# [WHAT YOU ARE ASKED TO DO]
Output each entry verbatim and exclude every picture from it.

# [RECORDED INFORMATION]
* Begin *

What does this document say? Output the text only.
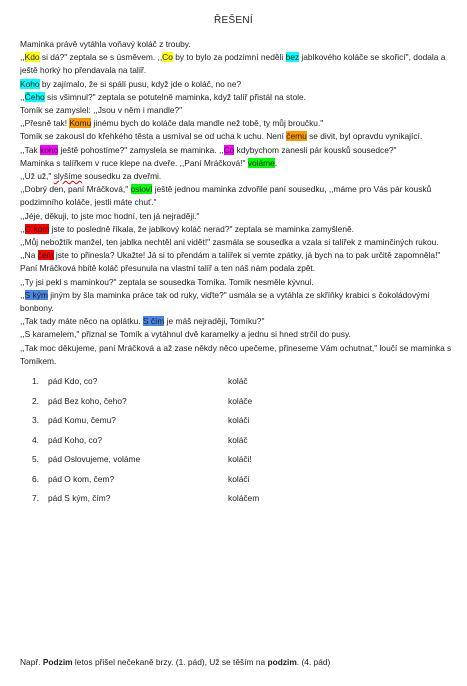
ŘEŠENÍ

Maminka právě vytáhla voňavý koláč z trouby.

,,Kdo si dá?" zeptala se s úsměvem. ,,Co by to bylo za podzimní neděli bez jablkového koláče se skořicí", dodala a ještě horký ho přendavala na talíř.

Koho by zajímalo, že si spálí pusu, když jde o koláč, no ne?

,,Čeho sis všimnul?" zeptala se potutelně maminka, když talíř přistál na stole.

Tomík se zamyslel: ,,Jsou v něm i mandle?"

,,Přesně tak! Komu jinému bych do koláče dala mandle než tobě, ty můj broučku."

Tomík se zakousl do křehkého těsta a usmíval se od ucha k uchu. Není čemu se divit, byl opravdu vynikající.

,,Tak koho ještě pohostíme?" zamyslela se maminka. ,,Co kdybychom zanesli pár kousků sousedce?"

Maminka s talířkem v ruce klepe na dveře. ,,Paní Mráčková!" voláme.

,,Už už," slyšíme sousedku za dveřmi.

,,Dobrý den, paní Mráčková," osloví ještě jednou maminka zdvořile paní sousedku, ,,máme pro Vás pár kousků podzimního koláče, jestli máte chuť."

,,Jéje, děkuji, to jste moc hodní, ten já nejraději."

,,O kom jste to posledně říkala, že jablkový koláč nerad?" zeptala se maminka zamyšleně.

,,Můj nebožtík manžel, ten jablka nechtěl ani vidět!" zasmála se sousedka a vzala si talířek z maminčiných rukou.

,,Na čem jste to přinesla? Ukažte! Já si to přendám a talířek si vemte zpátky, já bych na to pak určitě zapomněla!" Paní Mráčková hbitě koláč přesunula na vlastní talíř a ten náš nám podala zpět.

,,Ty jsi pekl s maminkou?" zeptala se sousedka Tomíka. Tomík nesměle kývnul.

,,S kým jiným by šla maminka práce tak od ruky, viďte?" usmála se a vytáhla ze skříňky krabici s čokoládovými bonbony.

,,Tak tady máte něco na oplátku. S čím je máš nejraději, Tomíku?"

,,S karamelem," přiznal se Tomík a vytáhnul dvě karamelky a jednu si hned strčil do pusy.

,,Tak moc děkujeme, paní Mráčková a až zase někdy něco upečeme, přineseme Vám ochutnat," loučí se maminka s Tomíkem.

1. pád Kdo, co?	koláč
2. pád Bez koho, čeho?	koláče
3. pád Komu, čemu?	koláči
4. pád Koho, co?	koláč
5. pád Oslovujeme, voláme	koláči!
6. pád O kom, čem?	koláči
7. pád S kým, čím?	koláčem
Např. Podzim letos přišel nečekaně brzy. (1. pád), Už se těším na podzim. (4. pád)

* End *

# [EXERCISE OUTPUT]
What does this document say? Output the text only.
ŘEŠENÍ

Maminka právě vytáhla voňavý koláč z trouby.

,,Kdo si dá?" zeptala se s úsměvem. ,,Co by to bylo za podzimní neděli bez jablkového koláče se skořicí", dodala a ještě horký ho přendavala na talíř.

Koho by zajímalo, že si spálí pusu, když jde o koláč, no ne?

,,Čeho sis všimnul?" zeptala se potutelně maminka, když talíř přistál na stole.

Tomík se zamyslel: ,,Jsou v něm i mandle?"

,,Přesně tak! Komu jinému bych do koláče dala mandle než tobě, ty můj broučku."

Tomík se zakousl do křehkého těsta a usmíval se od ucha k uchu. Není čemu se divit, byl opravdu vynikající.

,,Tak koho ještě pohostíme?" zamyslela se maminka. ,,Co kdybychom zanesli pár kousků sousedce?"

Maminka s talířkem v ruce klepe na dveře. ,,Paní Mráčková!" voláme.

,,Už už," slyšíme sousedku za dveřmi.

,,Dobrý den, paní Mráčková," osloví ještě jednou maminka zdvořile paní sousedku, ,,máme pro Vás pár kousků podzimního koláče, jestli máte chuť."

,,Jéje, děkuji, to jste moc hodní, ten já nejraději."

,,O kom jste to posledně říkala, že jablkový koláč nerad?" zeptala se maminka zamyšleně.

,,Můj nebožtík manžel, ten jablka nechtěl ani vidět!" zasmála se sousedka a vzala si talířek z maminčiných rukou.

,,Na čem jste to přinesla? Ukažte! Já si to přendám a talířek si vemte zpátky, já bych na to pak určitě zapomněla!" Paní Mráčková hbitě koláč přesunula na vlastní talíř a ten náš nám podala zpět.

,,Ty jsi pekl s maminkou?" zeptala se sousedka Tomíka. Tomík nesměle kývnul.

,,S kým jiným by šla maminka práce tak od ruky, viďte?" usmála se a vytáhla ze skříňky krabici s čokoládovými bonbony.

,,Tak tady máte něco na oplátku. S čím je máš nejraději, Tomíku?"

,,S karamelem," přiznal se Tomík a vytáhnul dvě karamelky a jednu si hned strčil do pusy.

,,Tak moc děkujeme, paní Mráčková a až zase někdy něco upečeme, přineseme Vám ochutnat," loučí se maminka s Tomíkem.

1. pád Kdo, co?	koláč
2. pád Bez koho, čeho?	koláče
3. pád Komu, čemu?	koláči
4. pád Koho, co?	koláč
5. pád Oslovujeme, voláme	koláči!
6. pád O kom, čem?	koláči
7. pád S kým, čím?	koláčem
Např. Podzim letos přišel nečekaně brzy. (1. pád), Už se těším na podzim. (4. pád)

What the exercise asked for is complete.